— START Provided entries —
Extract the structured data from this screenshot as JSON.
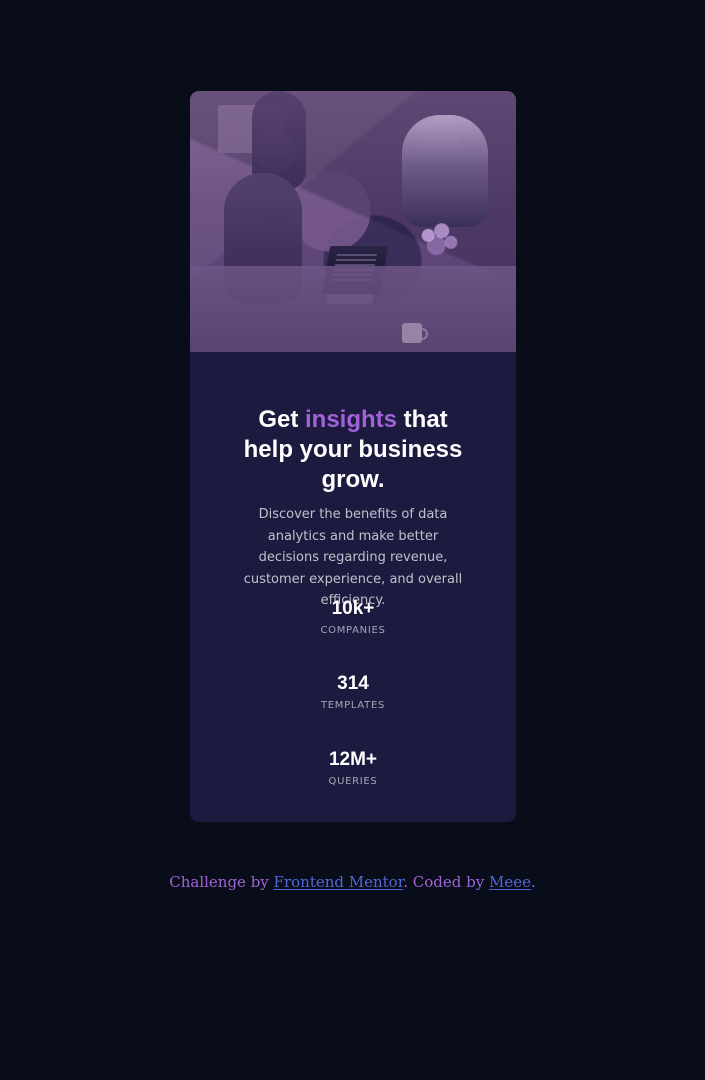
{
  "card": {
    "title_prefix": "Get ",
    "title_accent": "insights",
    "title_suffix": " that help your business grow.",
    "description": "Discover the benefits of data analytics and make better decisions regarding revenue, customer experience, and overall efficiency.",
    "stats": [
      {
        "value": "10k+",
        "label": "COMPANIES"
      },
      {
        "value": "314",
        "label": "TEMPLATES"
      },
      {
        "value": "12M+",
        "label": "QUERIES"
      }
    ]
  },
  "footer": {
    "prefix": "Challenge by ",
    "mentor_link": "Frontend Mentor",
    "middle": ". Coded by ",
    "author_link": "Meee",
    "suffix": "."
  },
  "colors": {
    "background": "#090d19",
    "card": "#1c1a3f",
    "accent": "#a063d6",
    "link": "#5067d6"
  },
  "icons": {
    "hero_image": "team-photo"
  }
}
— END Provided entries —
## Task description
Transcribe the material exactly, leaving every picture out.

## Result of this task
Extract the structured data from this screenshot as JSON.
{
  "card": {
    "title_prefix": "Get ",
    "title_accent": "insights",
    "title_suffix": " that help your business grow.",
    "description": "Discover the benefits of data analytics and make better decisions regarding revenue, customer experience, and overall efficiency.",
    "stats": [
      {
        "value": "10k+",
        "label": "COMPANIES"
      },
      {
        "value": "314",
        "label": "TEMPLATES"
      },
      {
        "value": "12M+",
        "label": "QUERIES"
      }
    ]
  },
  "footer": {
    "prefix": "Challenge by ",
    "mentor_link": "Frontend Mentor",
    "middle": ". Coded by ",
    "author_link": "Meee",
    "suffix": "."
  },
  "colors": {
    "background": "#090d19",
    "card": "#1c1a3f",
    "accent": "#a063d6",
    "link": "#5067d6"
  },
  "icons": {
    "hero_image": "team-photo"
  }
}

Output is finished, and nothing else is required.